> _TASK 1_
Based on the passage about Kherson, decide whether each statement agrees with it, answering yes or no and quoting the words that settle it: (a) Faleev launched a frigate called the Borysthenes. (b) Colonel Nikolai Korsakov was an engineer educated in France. (c) Antoine reported that eleven of his French ships had arrived from Marseilles in the last year.
> _TASK 2_
Transcribe the passage about Kherson, everything from "A painting of" down to "angles to it.".

> _EXTRACT PROVIDED_
------------------------------------------------

Читаем Catherine the Great & Potemkin: The Imperial Love Affair полностью

Potemkin was determined to attract trade to his Viceroyalty. In 1781, Pole Carew discussed a potential trading business with General Hannibal, and with Kherson’s two tycoons – Potemkin’s merchant Faleev and the Frenchman Antoine. Faleev had founded the Black Sea Company to trade with the Ottomans and soon launched his frigate, the Borysthenes. He also had the brandy farm for Potemkin’s three guberniya and supplied the soldiers with meat: Pole Carew reckoned he already made 500,000 roubles a year. Pole Carew listed the goods that could be traded in Kherson – wax, flags, rope, timber,23 and was tempted by the trading opportunities. ‘It is a bourgeois of Kherson who writes to you,’ he told the Prince.24

Antoine of Marseilles, later Baron de Saint-Joseph, was the town’s shipping magnate. Setting off to Petersburg, he called on the Prince proposing the creation of a trading post and free port at Kherson. Potemkin was delighted,25 and invited Catherine to ‘abolish internal customs duties and to reconsider external ones’.26 However keen he was on Britain, the Prince realized that France dominated Mediterranean trade from Marseilles and this was to have political consequences. By 1786, Antoine told Potemkin that, in the last year, eleven of his French ships had arrived from Marseilles.27

Nonetheless, Kherson was a struggle. Potemkin supervised every detail when he had time: on 3 August 1783, he wrote to his engineer Colonel Gaks in Kherson, ‘I’m confirming for the second time that the building of the hospital must be finished…’. On 14 October, ‘I am surprised that in spite of being assured by you that the hospital is finished, it has not even been begun…’. Then he added: ‘It’s strange to me that sometimes orders are cancelled when they have been confirmed by me.’ In other words, if there was any deception in the building of Kherson, Potemkin was its victim, but he could not be everywhere at once. A week later, he was ordering Gaks to build two baths to fight the plague – ‘one for the absolutely healthy and another for the weak…’ and ‘Don’t forget to build breweries.’ But Hannibal and Gaks were simply not getting things accomplished. Potemkin was frustrated. The next February, Potemkin sacked Gaks and appointed Colonel Nikolai Korsakov, a talented engineer educated in Britain. Potemkin confirmed the annual budget of 233, 740 roubles, but wanted everything finished ‘in a short time’ while insisting on both ‘durability’ and ‘beauty inside’.28 The Prince himself approved every plan, each building façade – from the school to the archbishop’s house to his own residence – and it began to take shape.29

A painting of Kherson in its Museum shows its central square as Potemkin designed it: there is the beautiful church of St Catherine’s. Later, in 1790, the Prince was still beautifying it. When his favourite architect Ivan Starov came to the south, Potemkin ordered him to ‘remake the cupola in the cathedral in Kherson’ exactly like the one in his St Petersburg Palace, ‘and fix a place for the belfry’.30 It was done. The dome and the bell-tower remain exactly as the Prince ordered. Potemkin’s palace stood at right angles to it.

------------------------------------------------

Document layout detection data
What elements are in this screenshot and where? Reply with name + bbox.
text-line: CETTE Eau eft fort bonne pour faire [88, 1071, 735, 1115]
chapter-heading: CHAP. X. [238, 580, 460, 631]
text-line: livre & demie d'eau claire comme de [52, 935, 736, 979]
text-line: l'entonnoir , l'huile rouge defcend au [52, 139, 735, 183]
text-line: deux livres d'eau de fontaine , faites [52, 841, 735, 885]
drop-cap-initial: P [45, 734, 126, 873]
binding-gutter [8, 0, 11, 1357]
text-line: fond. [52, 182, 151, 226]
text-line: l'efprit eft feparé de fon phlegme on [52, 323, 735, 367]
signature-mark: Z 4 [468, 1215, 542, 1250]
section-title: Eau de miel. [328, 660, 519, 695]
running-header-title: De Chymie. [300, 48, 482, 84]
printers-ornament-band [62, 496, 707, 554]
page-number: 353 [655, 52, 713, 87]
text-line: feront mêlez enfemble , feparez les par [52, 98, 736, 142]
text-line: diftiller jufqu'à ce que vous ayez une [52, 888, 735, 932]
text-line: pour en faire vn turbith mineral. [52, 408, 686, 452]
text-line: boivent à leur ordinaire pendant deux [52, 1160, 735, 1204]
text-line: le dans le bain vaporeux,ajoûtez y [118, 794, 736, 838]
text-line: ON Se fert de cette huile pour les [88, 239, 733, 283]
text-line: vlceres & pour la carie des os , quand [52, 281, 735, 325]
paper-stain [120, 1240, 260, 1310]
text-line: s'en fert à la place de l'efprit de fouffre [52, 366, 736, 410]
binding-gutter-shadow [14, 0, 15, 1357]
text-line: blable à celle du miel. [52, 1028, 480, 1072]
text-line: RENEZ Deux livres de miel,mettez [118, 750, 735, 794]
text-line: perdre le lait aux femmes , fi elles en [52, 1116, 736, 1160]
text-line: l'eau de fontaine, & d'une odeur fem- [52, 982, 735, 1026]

------------------------------------------------

> _ANSWER SECTION 1_
(a) Yes: "soon launched his frigate, the Borysthenes"
(b) No: "a talented engineer educated in Britain"
(c) Yes: "in the last year, eleven of his French ships had arrived from Marseilles"

> _ANSWER SECTION 2_
A painting of Kherson in its Museum shows its central square as Potemkin designed it: there is the beautiful church of St Catherine’s. Later, in 1790, the Prince was still beautifying it. When his favourite architect Ivan Starov came to the south, Potemkin ordered him to ‘remake the cupola in the cathedral in Kherson’ exactly like the one in his St Petersburg Palace, ‘and fix a place for the belfry’.30 It was done. The dome and the bell-tower remain exactly as the Prince ordered. Potemkin’s palace stood at right angles to it.